▶ [TEXTO PROPORCIONADO]
-*-*-

Volver a casa nunca fue tan complicado. Lo que para cualquiera sería una simple caída controlada hacia el planeta, para un astronauta es una especie de reencuentro doloroso con la gravedad. El cuerpo humano cambia tanto en el espacio que, cuando regresa, debe volver a aprender a ser terrestre. Y lo más sorprendente es que cada organismo lo hace de una manera distinta.
El cuerpo que olvida su propio peso
© Unsplash – NASA.
En microgravedad, la biología se desorienta. Los músculos dejan de trabajar como lo harían en la Tierra, los huesos se desmineralizan y la sangre ya no fluye igual. Sin el constante tirón gravitacional, el cuerpo humano se relaja, se redistribuye, se transforma. Y cuando la cápsula toca el suelo, la realidad pesa literalmente toneladas.
La NASA explica que uno de los efectos más notorios es la pérdida de masa ósea: sin el esfuerzo de sostenerse, los huesos pueden perder hasta un 1 % de densidad por cada mes en órbita. Los músculos, en especial los de las piernas y la espalda, se debilitan a pesar de las rutinas diarias de ejercicio que los astronautas practican en la Estación Espacial Internacional. Por eso, la agencia exige al menos dos horas diarias de entrenamiento: correr atado a una cinta o levantar pesas simuladas con bandas de vacío para que el cuerpo no se rinda.
Pero lo más curioso ocurre en el equilibrio. Al regresar, muchos no logran caminar en línea recta, pierden la orientación al mover la cabeza o incluso sienten náuseas al mirar hacia abajo. En el espacio, su sistema vestibular —el que regula el sentido de la posición— se reprograma. Volver a la Tierra es obligarlo a resetearse.
El peso invisible de la gravedad
Las historias recientes de los astronautas son un catálogo de adaptaciones extremas. Jasmin Moghbeli, de la NASA, relató tras su regreso en 2024 que apenas podía sostener su cuello: la cabeza, tan ligera durante meses, se había vuelto una carga. Andreas Mogensen, de la Agencia Espacial Europea, confesó que era incapaz de caminar con los ojos cerrados, mientras que Satoshi Furukawa, de Japón, sufrió vértigo al intentar agacharse.

-*-*-

▶ [DATOS LISTADOS]

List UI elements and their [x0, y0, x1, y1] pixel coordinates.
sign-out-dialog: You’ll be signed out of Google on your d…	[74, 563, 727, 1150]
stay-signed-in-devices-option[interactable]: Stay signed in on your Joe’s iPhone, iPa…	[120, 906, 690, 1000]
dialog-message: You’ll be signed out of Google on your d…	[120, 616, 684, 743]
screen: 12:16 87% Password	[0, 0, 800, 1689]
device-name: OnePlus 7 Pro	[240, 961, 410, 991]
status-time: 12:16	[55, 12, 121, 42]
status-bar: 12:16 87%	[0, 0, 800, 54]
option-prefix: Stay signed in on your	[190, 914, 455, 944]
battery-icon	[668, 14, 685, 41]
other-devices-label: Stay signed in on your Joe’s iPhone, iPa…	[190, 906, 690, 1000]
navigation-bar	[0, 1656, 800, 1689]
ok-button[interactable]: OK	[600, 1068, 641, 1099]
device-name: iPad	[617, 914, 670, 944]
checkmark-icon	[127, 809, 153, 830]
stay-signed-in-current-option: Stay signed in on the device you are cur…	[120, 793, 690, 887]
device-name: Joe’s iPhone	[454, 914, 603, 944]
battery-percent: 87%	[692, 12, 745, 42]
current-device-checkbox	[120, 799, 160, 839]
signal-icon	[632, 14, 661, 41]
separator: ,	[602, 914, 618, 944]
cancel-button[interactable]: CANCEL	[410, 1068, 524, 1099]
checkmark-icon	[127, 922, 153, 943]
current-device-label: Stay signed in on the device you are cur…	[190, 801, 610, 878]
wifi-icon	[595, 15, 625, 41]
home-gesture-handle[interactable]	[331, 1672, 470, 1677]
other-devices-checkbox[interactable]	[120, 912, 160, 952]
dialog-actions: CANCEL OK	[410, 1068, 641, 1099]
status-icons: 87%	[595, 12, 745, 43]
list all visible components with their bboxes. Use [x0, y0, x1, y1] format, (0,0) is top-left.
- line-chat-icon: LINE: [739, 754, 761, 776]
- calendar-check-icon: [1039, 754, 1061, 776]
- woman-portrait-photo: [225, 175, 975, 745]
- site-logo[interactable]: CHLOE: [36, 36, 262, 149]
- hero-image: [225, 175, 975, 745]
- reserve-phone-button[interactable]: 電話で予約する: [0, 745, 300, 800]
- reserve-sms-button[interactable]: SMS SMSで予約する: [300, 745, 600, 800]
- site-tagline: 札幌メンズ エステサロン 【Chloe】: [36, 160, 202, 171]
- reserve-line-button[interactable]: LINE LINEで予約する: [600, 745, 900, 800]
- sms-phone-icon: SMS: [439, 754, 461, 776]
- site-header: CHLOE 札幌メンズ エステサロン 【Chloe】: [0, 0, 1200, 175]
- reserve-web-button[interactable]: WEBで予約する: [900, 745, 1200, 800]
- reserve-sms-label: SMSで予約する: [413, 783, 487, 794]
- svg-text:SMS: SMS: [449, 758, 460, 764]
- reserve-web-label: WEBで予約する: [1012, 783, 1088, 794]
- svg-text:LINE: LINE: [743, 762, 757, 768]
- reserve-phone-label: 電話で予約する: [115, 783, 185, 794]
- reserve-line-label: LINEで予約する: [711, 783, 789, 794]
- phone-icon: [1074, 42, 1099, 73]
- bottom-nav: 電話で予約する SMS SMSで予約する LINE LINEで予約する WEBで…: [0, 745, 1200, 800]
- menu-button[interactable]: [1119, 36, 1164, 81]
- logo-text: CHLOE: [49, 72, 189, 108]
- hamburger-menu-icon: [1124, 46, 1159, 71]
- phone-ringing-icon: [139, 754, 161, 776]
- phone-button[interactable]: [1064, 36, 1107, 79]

-*-*-

Prosigue el texto sobre el regreso de los astronautas a la Tierra justo después de su última oración.

El estadounidense Frank Rubio, quien pasó 371 días en el espacio —un récord reciente—, describió la experiencia de volver como “una especie de renacimiento físico”: los pies dolían, la espalda ardía, los músculos temblaban al intentar mantener el equilibrio. Sin embargo, en pocas semanas, todo se normalizó. Su secreto: nunca dejó de entrenar, incluso cuando las misiones se extendieron más de lo previsto.
Lo fascinante, según la NASA, es que no hay dos regresos iguales. Cada cuerpo reacciona a su modo, cada sistema fisiológico se acomoda a un ritmo diferente. Y esa variabilidad es clave para el futuro de la exploración espacial.
La ciencia de volver a ser humano
© Unsplash – NASA.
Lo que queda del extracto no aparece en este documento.